* WHAT IS BEING ASKED *
Only lines holding the string "methods" are wanted; copy each one from the material.

— BEGIN —

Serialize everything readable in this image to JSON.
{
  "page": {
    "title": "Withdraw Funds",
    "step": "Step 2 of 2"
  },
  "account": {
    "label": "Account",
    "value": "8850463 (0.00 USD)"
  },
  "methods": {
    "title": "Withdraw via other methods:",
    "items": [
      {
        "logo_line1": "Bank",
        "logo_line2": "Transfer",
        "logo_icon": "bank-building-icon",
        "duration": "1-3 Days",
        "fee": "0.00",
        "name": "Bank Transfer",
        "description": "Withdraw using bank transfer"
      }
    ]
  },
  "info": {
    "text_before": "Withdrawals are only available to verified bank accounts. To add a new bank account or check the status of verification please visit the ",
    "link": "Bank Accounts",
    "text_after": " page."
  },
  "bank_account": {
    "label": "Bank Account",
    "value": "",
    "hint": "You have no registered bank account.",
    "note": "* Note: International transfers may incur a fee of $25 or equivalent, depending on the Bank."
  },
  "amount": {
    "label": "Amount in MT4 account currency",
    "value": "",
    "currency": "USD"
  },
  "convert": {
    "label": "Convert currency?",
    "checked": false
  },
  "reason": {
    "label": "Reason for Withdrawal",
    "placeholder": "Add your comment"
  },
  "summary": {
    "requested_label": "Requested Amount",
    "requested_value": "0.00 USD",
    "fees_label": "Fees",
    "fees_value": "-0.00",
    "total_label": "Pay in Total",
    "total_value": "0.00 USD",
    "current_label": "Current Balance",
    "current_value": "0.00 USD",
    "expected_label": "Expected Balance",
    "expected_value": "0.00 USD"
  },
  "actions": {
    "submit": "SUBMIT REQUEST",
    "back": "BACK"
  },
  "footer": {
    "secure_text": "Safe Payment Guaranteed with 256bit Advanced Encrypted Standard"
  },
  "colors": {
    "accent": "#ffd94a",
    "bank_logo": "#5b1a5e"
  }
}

— END —

* THE RESPONSE *
  "methods": {
    "title": "Withdraw via other methods:",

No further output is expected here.